## [WORK REQUEST]
Make an exact copy of the entries, taking out every picture.

Records excerpted from a collection

=====

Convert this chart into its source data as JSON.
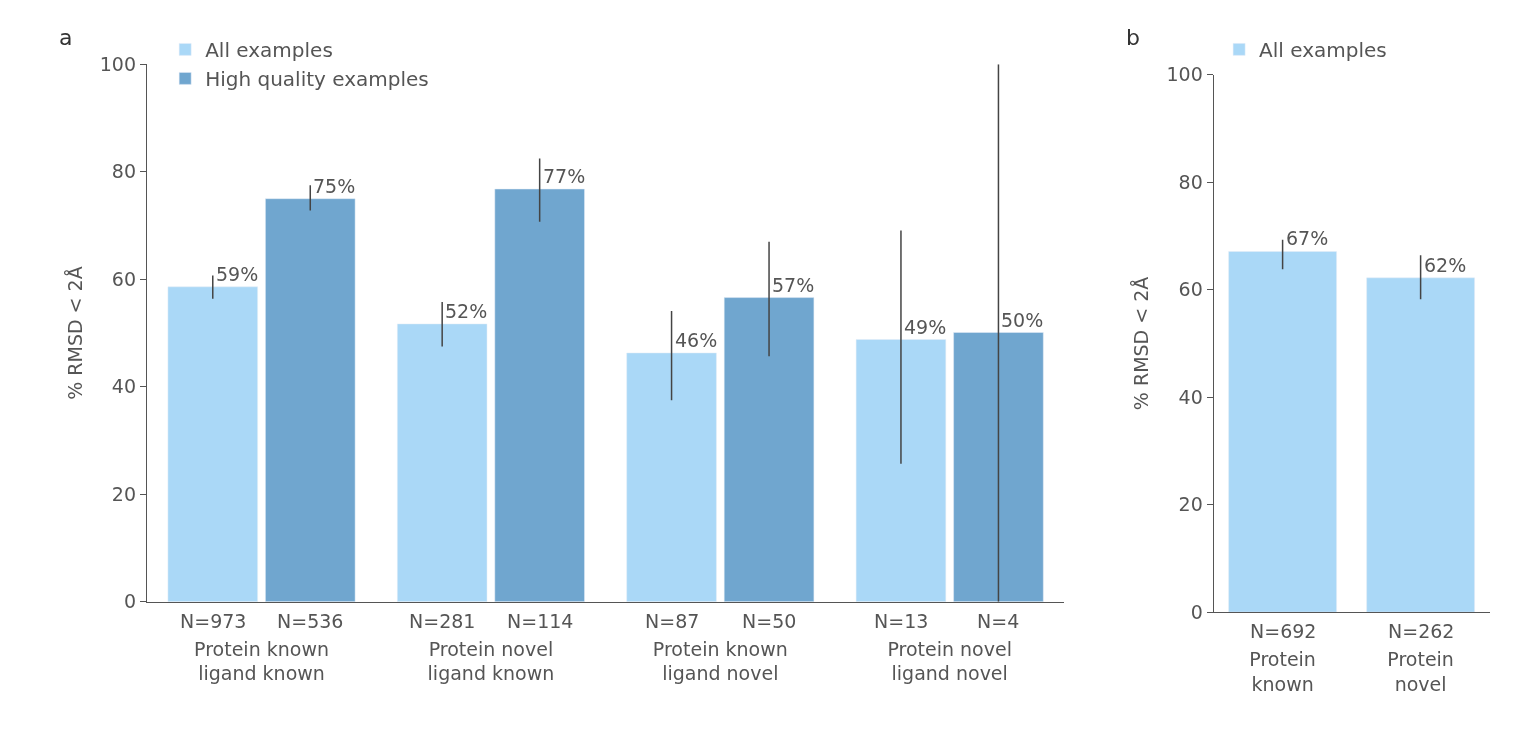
{
  "chart_data": [
    {
      "type": "bar",
      "title": "a",
      "ylabel": "% RMSD < 2Å",
      "categories": [
        "Protein known\nligand known",
        "Protein novel\nligand known",
        "Protein known\nligand novel",
        "Protein novel\nligand novel"
      ],
      "series": [
        {
          "name": "All examples",
          "color": "#aad8f7",
          "values": [
            58.6,
            51.7,
            46.3,
            48.8
          ],
          "value_labels": [
            "59%",
            "52%",
            "46%",
            "49%"
          ],
          "errors": [
            [
              56.4,
              60.7
            ],
            [
              47.5,
              55.8
            ],
            [
              37.5,
              54.1
            ],
            [
              25.7,
              69.1
            ]
          ]
        },
        {
          "name": "High quality examples",
          "color": "#70a6cf",
          "values": [
            75.0,
            76.8,
            56.6,
            50.1
          ],
          "value_labels": [
            "75%",
            "77%",
            "57%",
            "50%"
          ],
          "errors": [
            [
              72.8,
              77.5
            ],
            [
              70.7,
              82.5
            ],
            [
              45.7,
              67.0
            ],
            [
              0,
              100
            ]
          ]
        }
      ],
      "annotations": [
        "N=973",
        "N=536",
        "N=281",
        "N=114",
        "N=87",
        "N=50",
        "N=13",
        "N=4"
      ],
      "ylim": [
        0,
        100
      ],
      "yticks": [
        0,
        20,
        40,
        60,
        80,
        100
      ],
      "legend": "top left"
    },
    {
      "type": "bar",
      "title": "b",
      "ylabel": "% RMSD < 2Å",
      "categories": [
        "Protein\nknown",
        "Protein\nnovel"
      ],
      "series": [
        {
          "name": "All examples",
          "color": "#aad8f7",
          "values": [
            67.1,
            62.2
          ],
          "value_labels": [
            "67%",
            "62%"
          ],
          "errors": [
            [
              63.8,
              69.3
            ],
            [
              58.2,
              66.4
            ]
          ]
        }
      ],
      "annotations": [
        "N=692",
        "N=262"
      ],
      "ylim": [
        0,
        100
      ],
      "yticks": [
        0,
        20,
        40,
        60,
        80,
        100
      ],
      "legend": "top left"
    }
  ]
}
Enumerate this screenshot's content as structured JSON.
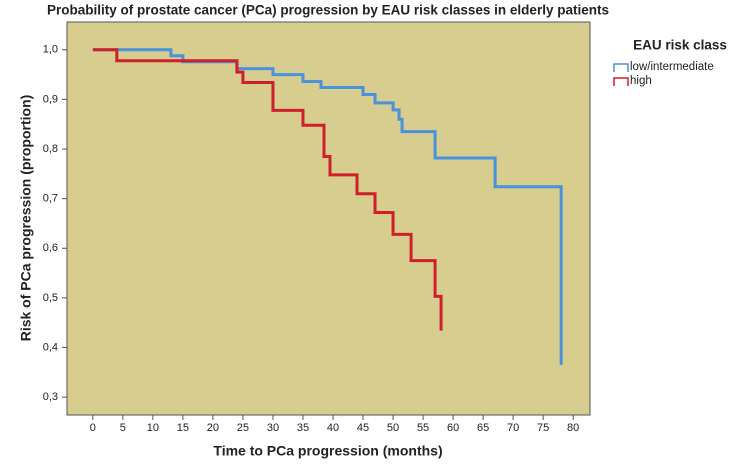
{
  "chart_data": {
    "type": "step",
    "title": "Probability of prostate cancer (PCa) progression by EAU risk classes in elderly patients",
    "x_label": "Time to PCa progression (months)",
    "y_label": "Risk of PCa progression (proportion)",
    "legend_title": "EAU risk class",
    "xlim": [
      -4.3,
      82.8
    ],
    "ylim": [
      0.264,
      1.056
    ],
    "xticks": [
      0,
      5,
      10,
      15,
      20,
      25,
      30,
      35,
      40,
      45,
      50,
      55,
      60,
      65,
      70,
      75,
      80
    ],
    "yticks": [
      {
        "value": 0.3,
        "label": "0,3"
      },
      {
        "value": 0.4,
        "label": "0,4"
      },
      {
        "value": 0.5,
        "label": "0,5"
      },
      {
        "value": 0.6,
        "label": "0,6"
      },
      {
        "value": 0.7,
        "label": "0,7"
      },
      {
        "value": 0.8,
        "label": "0,8"
      },
      {
        "value": 0.9,
        "label": "0,9"
      },
      {
        "value": 1.0,
        "label": "1,0"
      }
    ],
    "series": [
      {
        "name": "low/intermediate",
        "color": "#4a92dc",
        "x": [
          0,
          13,
          15,
          24,
          30,
          35,
          38,
          45,
          47,
          50,
          51,
          51.5,
          57,
          67,
          78,
          78
        ],
        "values": [
          1.0,
          0.988,
          0.976,
          0.962,
          0.95,
          0.936,
          0.924,
          0.91,
          0.893,
          0.879,
          0.86,
          0.835,
          0.782,
          0.724,
          0.724,
          0.365
        ]
      },
      {
        "name": "high",
        "color": "#d01f2c",
        "x": [
          0,
          4,
          24,
          25,
          30,
          35,
          38.5,
          39.5,
          44,
          47,
          50,
          53,
          57,
          58,
          58
        ],
        "values": [
          1.0,
          0.978,
          0.955,
          0.934,
          0.878,
          0.848,
          0.785,
          0.748,
          0.71,
          0.672,
          0.628,
          0.575,
          0.503,
          0.503,
          0.434
        ]
      }
    ]
  }
}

=====

## [TASK OUTPUT]
Convert this chart into its source data as JSON.
{
  "chart_data": [
    {
      "type": "bar",
      "title": "a",
      "ylabel": "% RMSD < 2Å",
      "categories": [
        "Protein known\nligand known",
        "Protein novel\nligand known",
        "Protein known\nligand novel",
        "Protein novel\nligand novel"
      ],
      "series": [
        {
          "name": "All examples",
          "color": "#aad8f7",
          "values": [
            58.6,
            51.7,
            46.3,
            48.8
          ],
          "value_labels": [
            "59%",
            "52%",
            "46%",
            "49%"
          ],
          "errors": [
            [
              56.4,
              60.7
            ],
            [
              47.5,
              55.8
            ],
            [
              37.5,
              54.1
            ],
            [
              25.7,
              69.1
            ]
          ]
        },
        {
          "name": "High quality examples",
          "color": "#70a6cf",
          "values": [
            75.0,
            76.8,
            56.6,
            50.1
          ],
          "value_labels": [
            "75%",
            "77%",
            "57%",
            "50%"
          ],
          "errors": [
            [
              72.8,
              77.5
            ],
            [
              70.7,
              82.5
            ],
            [
              45.7,
              67.0
            ],
            [
              0,
              100
            ]
          ]
        }
      ],
      "annotations": [
        "N=973",
        "N=536",
        "N=281",
        "N=114",
        "N=87",
        "N=50",
        "N=13",
        "N=4"
      ],
      "ylim": [
        0,
        100
      ],
      "yticks": [
        0,
        20,
        40,
        60,
        80,
        100
      ],
      "legend": "top left"
    },
    {
      "type": "bar",
      "title": "b",
      "ylabel": "% RMSD < 2Å",
      "categories": [
        "Protein\nknown",
        "Protein\nnovel"
      ],
      "series": [
        {
          "name": "All examples",
          "color": "#aad8f7",
          "values": [
            67.1,
            62.2
          ],
          "value_labels": [
            "67%",
            "62%"
          ],
          "errors": [
            [
              63.8,
              69.3
            ],
            [
              58.2,
              66.4
            ]
          ]
        }
      ],
      "annotations": [
        "N=692",
        "N=262"
      ],
      "ylim": [
        0,
        100
      ],
      "yticks": [
        0,
        20,
        40,
        60,
        80,
        100
      ],
      "legend": "top left"
    }
  ]
}
Enumerate this screenshot's content as structured JSON.
{
  "chart_data": {
    "type": "step",
    "title": "Probability of prostate cancer (PCa) progression by EAU risk classes in elderly patients",
    "x_label": "Time to PCa progression (months)",
    "y_label": "Risk of PCa progression (proportion)",
    "legend_title": "EAU risk class",
    "xlim": [
      -4.3,
      82.8
    ],
    "ylim": [
      0.264,
      1.056
    ],
    "xticks": [
      0,
      5,
      10,
      15,
      20,
      25,
      30,
      35,
      40,
      45,
      50,
      55,
      60,
      65,
      70,
      75,
      80
    ],
    "yticks": [
      {
        "value": 0.3,
        "label": "0,3"
      },
      {
        "value": 0.4,
        "label": "0,4"
      },
      {
        "value": 0.5,
        "label": "0,5"
      },
      {
        "value": 0.6,
        "label": "0,6"
      },
      {
        "value": 0.7,
        "label": "0,7"
      },
      {
        "value": 0.8,
        "label": "0,8"
      },
      {
        "value": 0.9,
        "label": "0,9"
      },
      {
        "value": 1.0,
        "label": "1,0"
      }
    ],
    "series": [
      {
        "name": "low/intermediate",
        "color": "#4a92dc",
        "x": [
          0,
          13,
          15,
          24,
          30,
          35,
          38,
          45,
          47,
          50,
          51,
          51.5,
          57,
          67,
          78,
          78
        ],
        "values": [
          1.0,
          0.988,
          0.976,
          0.962,
          0.95,
          0.936,
          0.924,
          0.91,
          0.893,
          0.879,
          0.86,
          0.835,
          0.782,
          0.724,
          0.724,
          0.365
        ]
      },
      {
        "name": "high",
        "color": "#d01f2c",
        "x": [
          0,
          4,
          24,
          25,
          30,
          35,
          38.5,
          39.5,
          44,
          47,
          50,
          53,
          57,
          58,
          58
        ],
        "values": [
          1.0,
          0.978,
          0.955,
          0.934,
          0.878,
          0.848,
          0.785,
          0.748,
          0.71,
          0.672,
          0.628,
          0.575,
          0.503,
          0.503,
          0.434
        ]
      }
    ]
  }
}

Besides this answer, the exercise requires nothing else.